Collected data:

(begin)

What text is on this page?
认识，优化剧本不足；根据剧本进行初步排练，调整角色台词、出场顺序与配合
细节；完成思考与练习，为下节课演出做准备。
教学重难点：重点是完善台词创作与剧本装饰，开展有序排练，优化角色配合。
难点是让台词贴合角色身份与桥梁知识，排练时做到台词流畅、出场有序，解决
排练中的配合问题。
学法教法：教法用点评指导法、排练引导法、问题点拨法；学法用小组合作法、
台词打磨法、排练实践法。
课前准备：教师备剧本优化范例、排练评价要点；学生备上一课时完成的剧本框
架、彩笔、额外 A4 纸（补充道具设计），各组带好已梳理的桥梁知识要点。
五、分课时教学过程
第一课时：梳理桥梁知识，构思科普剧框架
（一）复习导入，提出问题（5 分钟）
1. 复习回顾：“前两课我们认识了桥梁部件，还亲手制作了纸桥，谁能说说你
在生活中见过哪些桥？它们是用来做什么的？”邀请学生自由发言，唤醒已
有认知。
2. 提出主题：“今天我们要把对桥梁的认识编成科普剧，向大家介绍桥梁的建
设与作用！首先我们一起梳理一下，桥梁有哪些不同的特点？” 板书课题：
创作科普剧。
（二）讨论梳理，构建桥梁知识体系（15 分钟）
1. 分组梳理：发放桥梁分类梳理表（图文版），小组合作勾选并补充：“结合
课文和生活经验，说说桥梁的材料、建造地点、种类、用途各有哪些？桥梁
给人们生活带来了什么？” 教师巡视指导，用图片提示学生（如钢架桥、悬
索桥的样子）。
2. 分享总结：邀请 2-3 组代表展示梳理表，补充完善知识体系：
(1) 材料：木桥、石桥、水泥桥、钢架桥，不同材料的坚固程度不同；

(end)

What you have to do: Every line of the material must be returned exactly as it appears.

Solution to this problem:
What text is on this page?
认识，优化剧本不足；根据剧本进行初步排练，调整角色台词、出场顺序与配合
细节；完成思考与练习，为下节课演出做准备。
教学重难点：重点是完善台词创作与剧本装饰，开展有序排练，优化角色配合。
难点是让台词贴合角色身份与桥梁知识，排练时做到台词流畅、出场有序，解决
排练中的配合问题。
学法教法：教法用点评指导法、排练引导法、问题点拨法；学法用小组合作法、
台词打磨法、排练实践法。
课前准备：教师备剧本优化范例、排练评价要点；学生备上一课时完成的剧本框
架、彩笔、额外 A4 纸（补充道具设计），各组带好已梳理的桥梁知识要点。
五、分课时教学过程
第一课时：梳理桥梁知识，构思科普剧框架
（一）复习导入，提出问题（5 分钟）
1. 复习回顾：“前两课我们认识了桥梁部件，还亲手制作了纸桥，谁能说说你
在生活中见过哪些桥？它们是用来做什么的？”邀请学生自由发言，唤醒已
有认知。
2. 提出主题：“今天我们要把对桥梁的认识编成科普剧，向大家介绍桥梁的建
设与作用！首先我们一起梳理一下，桥梁有哪些不同的特点？” 板书课题：
创作科普剧。
（二）讨论梳理，构建桥梁知识体系（15 分钟）
1. 分组梳理：发放桥梁分类梳理表（图文版），小组合作勾选并补充：“结合
课文和生活经验，说说桥梁的材料、建造地点、种类、用途各有哪些？桥梁
给人们生活带来了什么？” 教师巡视指导，用图片提示学生（如钢架桥、悬
索桥的样子）。
2. 分享总结：邀请 2-3 组代表展示梳理表，补充完善知识体系：
(1) 材料：木桥、石桥、水泥桥、钢架桥，不同材料的坚固程度不同；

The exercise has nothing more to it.